WHAT YOU HAVE TO DO: Write the data out again, character for character, with no images.

DATA LINES:
::::::::::
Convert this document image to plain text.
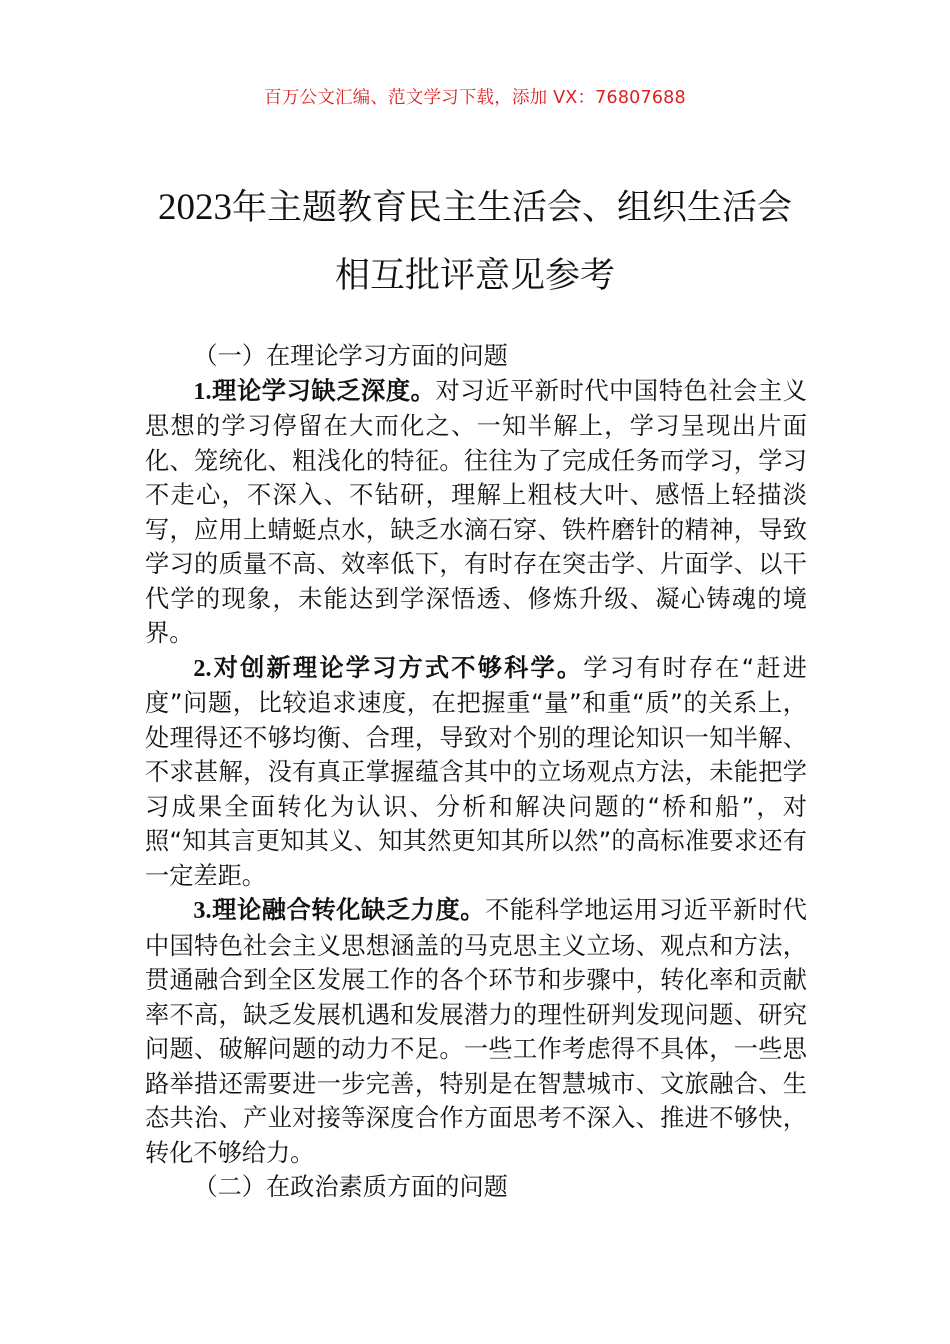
百万公文汇编、范文学习下载，添加 VX：76807688
2023年主题教育民主生活会、组织生活会
相互批评意见参考

（一）在理论学习方面的问题

1.理论学习缺乏深度。对习近平新时代中国特色社会主义思想的学习停留在大而化之、一知半解上，学习呈现出片面化、笼统化、粗浅化的特征。往往为了完成任务而学习，学习不走心，不深入、不钻研，理解上粗枝大叶、感悟上轻描淡写，应用上蜻蜓点水，缺乏水滴石穿、铁杵磨针的精神，导致学习的质量不高、效率低下，有时存在突击学、片面学、以干代学的现象，未能达到学深悟透、修炼升级、凝心铸魂的境界。

2.对创新理论学习方式不够科学。学习有时存在“赶进度”问题，比较追求速度，在把握重“量”和重“质”的关系上，处理得还不够均衡、合理，导致对个别的理论知识一知半解、不求甚解，没有真正掌握蕴含其中的立场观点方法，未能把学习成果全面转化为认识、分析和解决问题的“桥和船”，对照“知其言更知其义、知其然更知其所以然”的高标准要求还有一定差距。

3.理论融合转化缺乏力度。不能科学地运用习近平新时代中国特色社会主义思想涵盖的马克思主义立场、观点和方法，贯通融合到全区发展工作的各个环节和步骤中，转化率和贡献率不高，缺乏发展机遇和发展潜力的理性研判发现问题、研究问题、破解问题的动力不足。一些工作考虑得不具体，一些思路举措还需要进一步完善，特别是在智慧城市、文旅融合、生态共治、产业对接等深度合作方面思考不深入、推进不够快，转化不够给力。

（二）在政治素质方面的问题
::::::::::
THE OUTPUT:
Convert this document image to plain text.
百万公文汇编、范文学习下载，添加 VX：76807688
2023年主题教育民主生活会、组织生活会
相互批评意见参考

（一）在理论学习方面的问题

1.理论学习缺乏深度。对习近平新时代中国特色社会主义思想的学习停留在大而化之、一知半解上，学习呈现出片面化、笼统化、粗浅化的特征。往往为了完成任务而学习，学习不走心，不深入、不钻研，理解上粗枝大叶、感悟上轻描淡写，应用上蜻蜓点水，缺乏水滴石穿、铁杵磨针的精神，导致学习的质量不高、效率低下，有时存在突击学、片面学、以干代学的现象，未能达到学深悟透、修炼升级、凝心铸魂的境界。

2.对创新理论学习方式不够科学。学习有时存在“赶进度”问题，比较追求速度，在把握重“量”和重“质”的关系上，处理得还不够均衡、合理，导致对个别的理论知识一知半解、不求甚解，没有真正掌握蕴含其中的立场观点方法，未能把学习成果全面转化为认识、分析和解决问题的“桥和船”，对照“知其言更知其义、知其然更知其所以然”的高标准要求还有一定差距。

3.理论融合转化缺乏力度。不能科学地运用习近平新时代中国特色社会主义思想涵盖的马克思主义立场、观点和方法，贯通融合到全区发展工作的各个环节和步骤中，转化率和贡献率不高，缺乏发展机遇和发展潜力的理性研判发现问题、研究问题、破解问题的动力不足。一些工作考虑得不具体，一些思路举措还需要进一步完善，特别是在智慧城市、文旅融合、生态共治、产业对接等深度合作方面思考不深入、推进不够快，转化不够给力。

（二）在政治素质方面的问题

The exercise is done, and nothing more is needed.